DESCRIPTION OF THE TASK:
Transcribe all of the records precisely as they are presented.

THE DATA:

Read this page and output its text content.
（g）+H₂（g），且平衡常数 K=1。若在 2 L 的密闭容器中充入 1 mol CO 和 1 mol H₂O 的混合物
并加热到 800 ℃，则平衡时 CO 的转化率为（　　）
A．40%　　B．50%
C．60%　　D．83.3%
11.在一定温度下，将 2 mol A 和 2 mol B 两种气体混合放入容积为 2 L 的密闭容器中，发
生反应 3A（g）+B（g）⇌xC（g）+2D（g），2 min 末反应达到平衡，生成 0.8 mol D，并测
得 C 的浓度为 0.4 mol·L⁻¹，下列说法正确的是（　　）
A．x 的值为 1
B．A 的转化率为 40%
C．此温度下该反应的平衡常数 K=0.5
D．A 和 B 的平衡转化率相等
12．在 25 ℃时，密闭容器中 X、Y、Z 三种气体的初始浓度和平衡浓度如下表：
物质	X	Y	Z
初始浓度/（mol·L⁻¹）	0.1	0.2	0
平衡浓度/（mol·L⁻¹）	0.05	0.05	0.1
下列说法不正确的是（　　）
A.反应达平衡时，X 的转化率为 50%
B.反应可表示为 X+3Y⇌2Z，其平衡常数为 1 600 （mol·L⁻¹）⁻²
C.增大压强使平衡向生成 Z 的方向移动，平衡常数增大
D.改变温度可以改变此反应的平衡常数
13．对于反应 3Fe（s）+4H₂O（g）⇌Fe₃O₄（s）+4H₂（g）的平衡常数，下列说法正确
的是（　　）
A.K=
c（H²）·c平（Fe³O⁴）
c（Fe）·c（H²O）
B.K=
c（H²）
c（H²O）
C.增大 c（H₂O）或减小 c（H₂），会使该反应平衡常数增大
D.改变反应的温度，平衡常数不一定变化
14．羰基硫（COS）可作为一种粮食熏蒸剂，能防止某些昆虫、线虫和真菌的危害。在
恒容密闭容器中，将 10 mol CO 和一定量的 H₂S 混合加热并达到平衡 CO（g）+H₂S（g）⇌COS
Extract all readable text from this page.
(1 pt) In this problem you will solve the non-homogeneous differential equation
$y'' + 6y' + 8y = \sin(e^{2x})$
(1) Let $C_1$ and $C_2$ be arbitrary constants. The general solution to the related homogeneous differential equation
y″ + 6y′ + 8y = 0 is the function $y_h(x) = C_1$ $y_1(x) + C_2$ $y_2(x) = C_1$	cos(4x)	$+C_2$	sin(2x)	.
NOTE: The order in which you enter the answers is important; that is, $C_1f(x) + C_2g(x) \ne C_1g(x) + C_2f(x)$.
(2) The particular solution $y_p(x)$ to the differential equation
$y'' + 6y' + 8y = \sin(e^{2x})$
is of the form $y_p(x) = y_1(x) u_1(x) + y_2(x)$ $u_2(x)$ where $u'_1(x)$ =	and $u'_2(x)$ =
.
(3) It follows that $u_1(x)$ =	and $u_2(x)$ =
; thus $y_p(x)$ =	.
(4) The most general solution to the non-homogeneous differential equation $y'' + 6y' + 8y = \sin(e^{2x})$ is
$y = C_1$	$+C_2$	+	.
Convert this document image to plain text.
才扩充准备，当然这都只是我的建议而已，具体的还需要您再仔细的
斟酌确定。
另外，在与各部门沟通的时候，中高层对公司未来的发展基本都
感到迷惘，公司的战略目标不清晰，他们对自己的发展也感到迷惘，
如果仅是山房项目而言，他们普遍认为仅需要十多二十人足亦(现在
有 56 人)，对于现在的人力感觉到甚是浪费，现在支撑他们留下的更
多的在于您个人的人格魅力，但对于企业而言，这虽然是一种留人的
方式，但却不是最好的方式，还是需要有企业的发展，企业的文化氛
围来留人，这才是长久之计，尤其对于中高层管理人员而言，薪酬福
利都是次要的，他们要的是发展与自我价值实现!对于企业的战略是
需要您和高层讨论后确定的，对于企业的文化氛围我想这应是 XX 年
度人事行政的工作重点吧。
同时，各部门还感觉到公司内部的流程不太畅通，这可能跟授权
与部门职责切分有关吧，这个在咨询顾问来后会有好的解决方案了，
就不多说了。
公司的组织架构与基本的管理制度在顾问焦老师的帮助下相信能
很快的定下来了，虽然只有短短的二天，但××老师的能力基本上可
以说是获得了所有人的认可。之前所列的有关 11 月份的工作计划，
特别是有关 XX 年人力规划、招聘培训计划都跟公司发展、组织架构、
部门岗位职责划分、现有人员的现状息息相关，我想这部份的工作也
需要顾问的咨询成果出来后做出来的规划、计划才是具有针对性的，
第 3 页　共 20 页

RESPONSE BELOW:
Read this page and output its text content.
（g）+H₂（g），且平衡常数 K=1。若在 2 L 的密闭容器中充入 1 mol CO 和 1 mol H₂O 的混合物
并加热到 800 ℃，则平衡时 CO 的转化率为（　　）
A．40%　　B．50%
C．60%　　D．83.3%
11.在一定温度下，将 2 mol A 和 2 mol B 两种气体混合放入容积为 2 L 的密闭容器中，发
生反应 3A（g）+B（g）⇌xC（g）+2D（g），2 min 末反应达到平衡，生成 0.8 mol D，并测
得 C 的浓度为 0.4 mol·L⁻¹，下列说法正确的是（　　）
A．x 的值为 1
B．A 的转化率为 40%
C．此温度下该反应的平衡常数 K=0.5
D．A 和 B 的平衡转化率相等
12．在 25 ℃时，密闭容器中 X、Y、Z 三种气体的初始浓度和平衡浓度如下表：
物质	X	Y	Z
初始浓度/（mol·L⁻¹）	0.1	0.2	0
平衡浓度/（mol·L⁻¹）	0.05	0.05	0.1
下列说法不正确的是（　　）
A.反应达平衡时，X 的转化率为 50%
B.反应可表示为 X+3Y⇌2Z，其平衡常数为 1 600 （mol·L⁻¹）⁻²
C.增大压强使平衡向生成 Z 的方向移动，平衡常数增大
D.改变温度可以改变此反应的平衡常数
13．对于反应 3Fe（s）+4H₂O（g）⇌Fe₃O₄（s）+4H₂（g）的平衡常数，下列说法正确
的是（　　）
A.K=
c（H²）·c平（Fe³O⁴）
c（Fe）·c（H²O）
B.K=
c（H²）
c（H²O）
C.增大 c（H₂O）或减小 c（H₂），会使该反应平衡常数增大
D.改变反应的温度，平衡常数不一定变化
14．羰基硫（COS）可作为一种粮食熏蒸剂，能防止某些昆虫、线虫和真菌的危害。在
恒容密闭容器中，将 10 mol CO 和一定量的 H₂S 混合加热并达到平衡 CO（g）+H₂S（g）⇌COS
Extract all readable text from this page.
(1 pt) In this problem you will solve the non-homogeneous differential equation
$y'' + 6y' + 8y = \sin(e^{2x})$
(1) Let $C_1$ and $C_2$ be arbitrary constants. The general solution to the related homogeneous differential equation
y″ + 6y′ + 8y = 0 is the function $y_h(x) = C_1$ $y_1(x) + C_2$ $y_2(x) = C_1$	cos(4x)	$+C_2$	sin(2x)	.
NOTE: The order in which you enter the answers is important; that is, $C_1f(x) + C_2g(x) \ne C_1g(x) + C_2f(x)$.
(2) The particular solution $y_p(x)$ to the differential equation
$y'' + 6y' + 8y = \sin(e^{2x})$
is of the form $y_p(x) = y_1(x) u_1(x) + y_2(x)$ $u_2(x)$ where $u'_1(x)$ =	and $u'_2(x)$ =
.
(3) It follows that $u_1(x)$ =	and $u_2(x)$ =
; thus $y_p(x)$ =	.
(4) The most general solution to the non-homogeneous differential equation $y'' + 6y' + 8y = \sin(e^{2x})$ is
$y = C_1$	$+C_2$	+	.
Convert this document image to plain text.
才扩充准备，当然这都只是我的建议而已，具体的还需要您再仔细的
斟酌确定。
另外，在与各部门沟通的时候，中高层对公司未来的发展基本都
感到迷惘，公司的战略目标不清晰，他们对自己的发展也感到迷惘，
如果仅是山房项目而言，他们普遍认为仅需要十多二十人足亦(现在
有 56 人)，对于现在的人力感觉到甚是浪费，现在支撑他们留下的更
多的在于您个人的人格魅力，但对于企业而言，这虽然是一种留人的
方式，但却不是最好的方式，还是需要有企业的发展，企业的文化氛
围来留人，这才是长久之计，尤其对于中高层管理人员而言，薪酬福
利都是次要的，他们要的是发展与自我价值实现!对于企业的战略是
需要您和高层讨论后确定的，对于企业的文化氛围我想这应是 XX 年
度人事行政的工作重点吧。
同时，各部门还感觉到公司内部的流程不太畅通，这可能跟授权
与部门职责切分有关吧，这个在咨询顾问来后会有好的解决方案了，
就不多说了。
公司的组织架构与基本的管理制度在顾问焦老师的帮助下相信能
很快的定下来了，虽然只有短短的二天，但××老师的能力基本上可
以说是获得了所有人的认可。之前所列的有关 11 月份的工作计划，
特别是有关 XX 年人力规划、招聘培训计划都跟公司发展、组织架构、
部门岗位职责划分、现有人员的现状息息相关，我想这部份的工作也
需要顾问的咨询成果出来后做出来的规划、计划才是具有针对性的，
第 3 页　共 20 页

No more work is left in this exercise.